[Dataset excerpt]
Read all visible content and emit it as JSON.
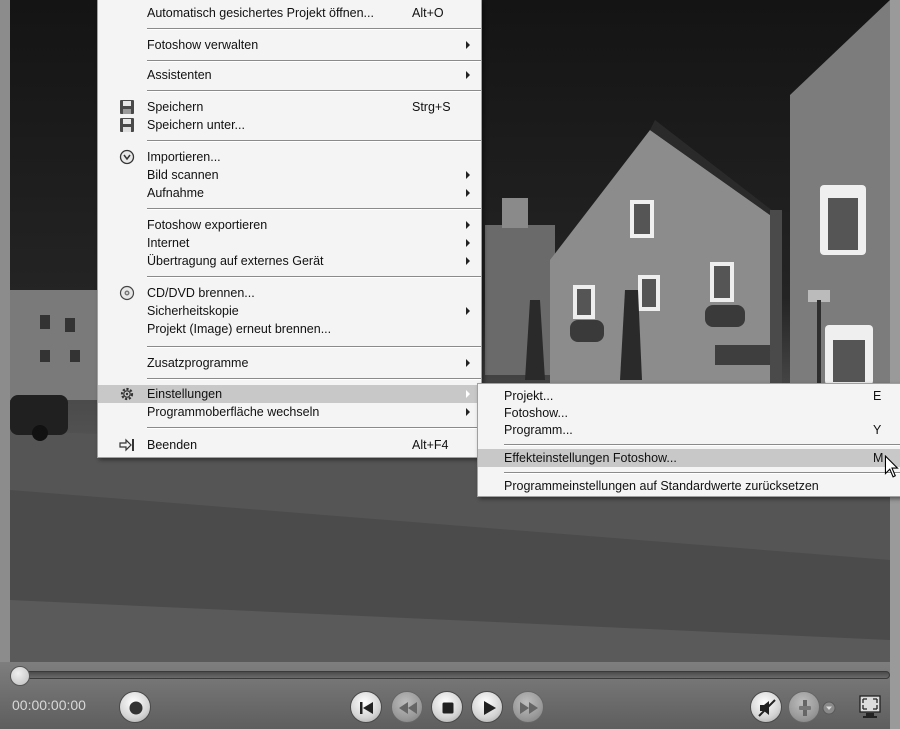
{
  "main_menu": {
    "items": [
      {
        "label": "Automatisch gesichertes Projekt öffnen...",
        "shortcut": "Alt+O"
      },
      {
        "label": "Fotoshow verwalten"
      },
      {
        "label": "Assistenten"
      },
      {
        "label": "Speichern",
        "shortcut": "Strg+S",
        "icon": "save-icon"
      },
      {
        "label": "Speichern unter...",
        "icon": "save-as-icon"
      },
      {
        "label": "Importieren...",
        "icon": "import-icon"
      },
      {
        "label": "Bild scannen"
      },
      {
        "label": "Aufnahme"
      },
      {
        "label": "Fotoshow exportieren"
      },
      {
        "label": "Internet"
      },
      {
        "label": "Übertragung auf externes Gerät"
      },
      {
        "label": "CD/DVD brennen...",
        "icon": "disc-icon"
      },
      {
        "label": "Sicherheitskopie"
      },
      {
        "label": "Projekt (Image) erneut brennen..."
      },
      {
        "label": "Zusatzprogramme"
      },
      {
        "label": "Einstellungen",
        "icon": "gear-icon",
        "highlighted": true
      },
      {
        "label": "Programmoberfläche wechseln"
      },
      {
        "label": "Beenden",
        "shortcut": "Alt+F4",
        "icon": "exit-icon"
      }
    ]
  },
  "submenu": {
    "items": [
      {
        "label": "Projekt...",
        "shortcut": "E"
      },
      {
        "label": "Fotoshow..."
      },
      {
        "label": "Programm...",
        "shortcut": "Y"
      },
      {
        "label": "Effekteinstellungen Fotoshow...",
        "shortcut": "M",
        "highlighted": true
      },
      {
        "label": "Programmeinstellungen auf Standardwerte zurücksetzen"
      }
    ]
  },
  "player": {
    "timecode": "00:00:00:00",
    "position": 0
  },
  "colors": {
    "menu_bg": "#f4f4f4",
    "highlight": "#c8c8c8",
    "player_bg": "#6e6e6e"
  }
}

# [CHALLENGE]
State only how many lines in the material include "Fotoshow".

# [RESPONSE TO THE EXERCISE]
4